[start]

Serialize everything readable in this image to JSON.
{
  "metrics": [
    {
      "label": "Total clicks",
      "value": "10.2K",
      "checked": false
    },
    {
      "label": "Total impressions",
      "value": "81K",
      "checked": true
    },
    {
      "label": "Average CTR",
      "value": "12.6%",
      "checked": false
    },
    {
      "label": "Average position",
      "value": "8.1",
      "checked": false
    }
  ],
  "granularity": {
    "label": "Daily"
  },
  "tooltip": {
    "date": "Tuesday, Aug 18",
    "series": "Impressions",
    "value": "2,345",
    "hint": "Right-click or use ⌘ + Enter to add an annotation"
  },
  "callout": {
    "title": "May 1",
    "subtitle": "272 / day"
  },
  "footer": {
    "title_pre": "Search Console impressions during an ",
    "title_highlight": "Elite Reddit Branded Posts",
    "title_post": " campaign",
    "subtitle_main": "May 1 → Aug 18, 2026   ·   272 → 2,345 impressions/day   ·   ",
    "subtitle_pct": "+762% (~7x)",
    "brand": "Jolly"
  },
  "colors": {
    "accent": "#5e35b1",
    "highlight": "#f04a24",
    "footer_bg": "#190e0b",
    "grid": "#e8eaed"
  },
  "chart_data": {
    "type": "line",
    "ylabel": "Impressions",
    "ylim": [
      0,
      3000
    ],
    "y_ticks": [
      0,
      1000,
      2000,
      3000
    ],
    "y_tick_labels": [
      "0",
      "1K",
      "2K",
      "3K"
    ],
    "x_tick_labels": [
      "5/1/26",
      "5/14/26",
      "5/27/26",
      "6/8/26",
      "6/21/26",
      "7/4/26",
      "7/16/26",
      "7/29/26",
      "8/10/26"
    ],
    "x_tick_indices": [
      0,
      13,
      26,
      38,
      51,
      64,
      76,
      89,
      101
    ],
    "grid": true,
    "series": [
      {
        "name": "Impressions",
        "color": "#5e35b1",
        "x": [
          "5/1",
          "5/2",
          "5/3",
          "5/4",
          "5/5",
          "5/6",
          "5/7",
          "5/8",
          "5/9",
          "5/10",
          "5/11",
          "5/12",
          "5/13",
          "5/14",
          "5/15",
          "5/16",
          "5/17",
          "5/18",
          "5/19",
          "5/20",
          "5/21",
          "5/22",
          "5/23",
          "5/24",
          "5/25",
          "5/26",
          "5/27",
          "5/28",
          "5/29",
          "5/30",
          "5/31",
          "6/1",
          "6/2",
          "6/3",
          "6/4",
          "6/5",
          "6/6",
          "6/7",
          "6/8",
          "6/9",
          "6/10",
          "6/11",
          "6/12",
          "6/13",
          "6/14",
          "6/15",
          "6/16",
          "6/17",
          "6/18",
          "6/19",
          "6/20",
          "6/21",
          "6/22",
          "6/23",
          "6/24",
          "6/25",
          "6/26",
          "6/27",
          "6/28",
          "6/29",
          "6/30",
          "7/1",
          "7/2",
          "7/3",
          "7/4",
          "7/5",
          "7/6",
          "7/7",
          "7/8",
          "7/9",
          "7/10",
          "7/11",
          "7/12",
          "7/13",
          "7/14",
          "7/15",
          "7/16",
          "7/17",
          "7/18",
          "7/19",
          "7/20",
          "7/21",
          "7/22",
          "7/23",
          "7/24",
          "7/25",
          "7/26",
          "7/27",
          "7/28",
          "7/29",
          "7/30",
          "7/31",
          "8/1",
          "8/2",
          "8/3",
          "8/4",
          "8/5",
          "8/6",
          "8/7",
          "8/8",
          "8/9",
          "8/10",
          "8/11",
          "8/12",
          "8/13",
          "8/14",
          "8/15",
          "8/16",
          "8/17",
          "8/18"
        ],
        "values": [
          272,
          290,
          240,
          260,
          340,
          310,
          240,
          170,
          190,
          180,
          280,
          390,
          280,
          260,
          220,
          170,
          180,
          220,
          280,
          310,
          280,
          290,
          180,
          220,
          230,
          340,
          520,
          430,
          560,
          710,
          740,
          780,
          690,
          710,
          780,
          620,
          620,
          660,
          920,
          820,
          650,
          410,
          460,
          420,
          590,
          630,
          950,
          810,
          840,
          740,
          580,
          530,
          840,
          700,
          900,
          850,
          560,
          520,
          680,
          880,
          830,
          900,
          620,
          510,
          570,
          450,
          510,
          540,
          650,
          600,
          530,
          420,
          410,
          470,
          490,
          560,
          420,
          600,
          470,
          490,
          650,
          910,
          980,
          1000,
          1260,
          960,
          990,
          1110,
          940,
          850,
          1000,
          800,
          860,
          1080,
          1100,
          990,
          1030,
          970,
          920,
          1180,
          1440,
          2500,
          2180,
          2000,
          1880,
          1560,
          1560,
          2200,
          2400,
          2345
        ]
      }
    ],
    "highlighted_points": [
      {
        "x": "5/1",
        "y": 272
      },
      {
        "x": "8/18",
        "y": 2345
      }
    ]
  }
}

[end]

Given request →
Write out the records shown above, exactly as they appear.

Written answer →
Serialize everything readable in this image to JSON.
{
  "metrics": [
    {
      "label": "Total clicks",
      "value": "10.2K",
      "checked": false
    },
    {
      "label": "Total impressions",
      "value": "81K",
      "checked": true
    },
    {
      "label": "Average CTR",
      "value": "12.6%",
      "checked": false
    },
    {
      "label": "Average position",
      "value": "8.1",
      "checked": false
    }
  ],
  "granularity": {
    "label": "Daily"
  },
  "tooltip": {
    "date": "Tuesday, Aug 18",
    "series": "Impressions",
    "value": "2,345",
    "hint": "Right-click or use ⌘ + Enter to add an annotation"
  },
  "callout": {
    "title": "May 1",
    "subtitle": "272 / day"
  },
  "footer": {
    "title_pre": "Search Console impressions during an ",
    "title_highlight": "Elite Reddit Branded Posts",
    "title_post": " campaign",
    "subtitle_main": "May 1 → Aug 18, 2026   ·   272 → 2,345 impressions/day   ·   ",
    "subtitle_pct": "+762% (~7x)",
    "brand": "Jolly"
  },
  "colors": {
    "accent": "#5e35b1",
    "highlight": "#f04a24",
    "footer_bg": "#190e0b",
    "grid": "#e8eaed"
  },
  "chart_data": {
    "type": "line",
    "ylabel": "Impressions",
    "ylim": [
      0,
      3000
    ],
    "y_ticks": [
      0,
      1000,
      2000,
      3000
    ],
    "y_tick_labels": [
      "0",
      "1K",
      "2K",
      "3K"
    ],
    "x_tick_labels": [
      "5/1/26",
      "5/14/26",
      "5/27/26",
      "6/8/26",
      "6/21/26",
      "7/4/26",
      "7/16/26",
      "7/29/26",
      "8/10/26"
    ],
    "x_tick_indices": [
      0,
      13,
      26,
      38,
      51,
      64,
      76,
      89,
      101
    ],
    "grid": true,
    "series": [
      {
        "name": "Impressions",
        "color": "#5e35b1",
        "x": [
          "5/1",
          "5/2",
          "5/3",
          "5/4",
          "5/5",
          "5/6",
          "5/7",
          "5/8",
          "5/9",
          "5/10",
          "5/11",
          "5/12",
          "5/13",
          "5/14",
          "5/15",
          "5/16",
          "5/17",
          "5/18",
          "5/19",
          "5/20",
          "5/21",
          "5/22",
          "5/23",
          "5/24",
          "5/25",
          "5/26",
          "5/27",
          "5/28",
          "5/29",
          "5/30",
          "5/31",
          "6/1",
          "6/2",
          "6/3",
          "6/4",
          "6/5",
          "6/6",
          "6/7",
          "6/8",
          "6/9",
          "6/10",
          "6/11",
          "6/12",
          "6/13",
          "6/14",
          "6/15",
          "6/16",
          "6/17",
          "6/18",
          "6/19",
          "6/20",
          "6/21",
          "6/22",
          "6/23",
          "6/24",
          "6/25",
          "6/26",
          "6/27",
          "6/28",
          "6/29",
          "6/30",
          "7/1",
          "7/2",
          "7/3",
          "7/4",
          "7/5",
          "7/6",
          "7/7",
          "7/8",
          "7/9",
          "7/10",
          "7/11",
          "7/12",
          "7/13",
          "7/14",
          "7/15",
          "7/16",
          "7/17",
          "7/18",
          "7/19",
          "7/20",
          "7/21",
          "7/22",
          "7/23",
          "7/24",
          "7/25",
          "7/26",
          "7/27",
          "7/28",
          "7/29",
          "7/30",
          "7/31",
          "8/1",
          "8/2",
          "8/3",
          "8/4",
          "8/5",
          "8/6",
          "8/7",
          "8/8",
          "8/9",
          "8/10",
          "8/11",
          "8/12",
          "8/13",
          "8/14",
          "8/15",
          "8/16",
          "8/17",
          "8/18"
        ],
        "values": [
          272,
          290,
          240,
          260,
          340,
          310,
          240,
          170,
          190,
          180,
          280,
          390,
          280,
          260,
          220,
          170,
          180,
          220,
          280,
          310,
          280,
          290,
          180,
          220,
          230,
          340,
          520,
          430,
          560,
          710,
          740,
          780,
          690,
          710,
          780,
          620,
          620,
          660,
          920,
          820,
          650,
          410,
          460,
          420,
          590,
          630,
          950,
          810,
          840,
          740,
          580,
          530,
          840,
          700,
          900,
          850,
          560,
          520,
          680,
          880,
          830,
          900,
          620,
          510,
          570,
          450,
          510,
          540,
          650,
          600,
          530,
          420,
          410,
          470,
          490,
          560,
          420,
          600,
          470,
          490,
          650,
          910,
          980,
          1000,
          1260,
          960,
          990,
          1110,
          940,
          850,
          1000,
          800,
          860,
          1080,
          1100,
          990,
          1030,
          970,
          920,
          1180,
          1440,
          2500,
          2180,
          2000,
          1880,
          1560,
          1560,
          2200,
          2400,
          2345
        ]
      }
    ],
    "highlighted_points": [
      {
        "x": "5/1",
        "y": 272
      },
      {
        "x": "8/18",
        "y": 2345
      }
    ]
  }
}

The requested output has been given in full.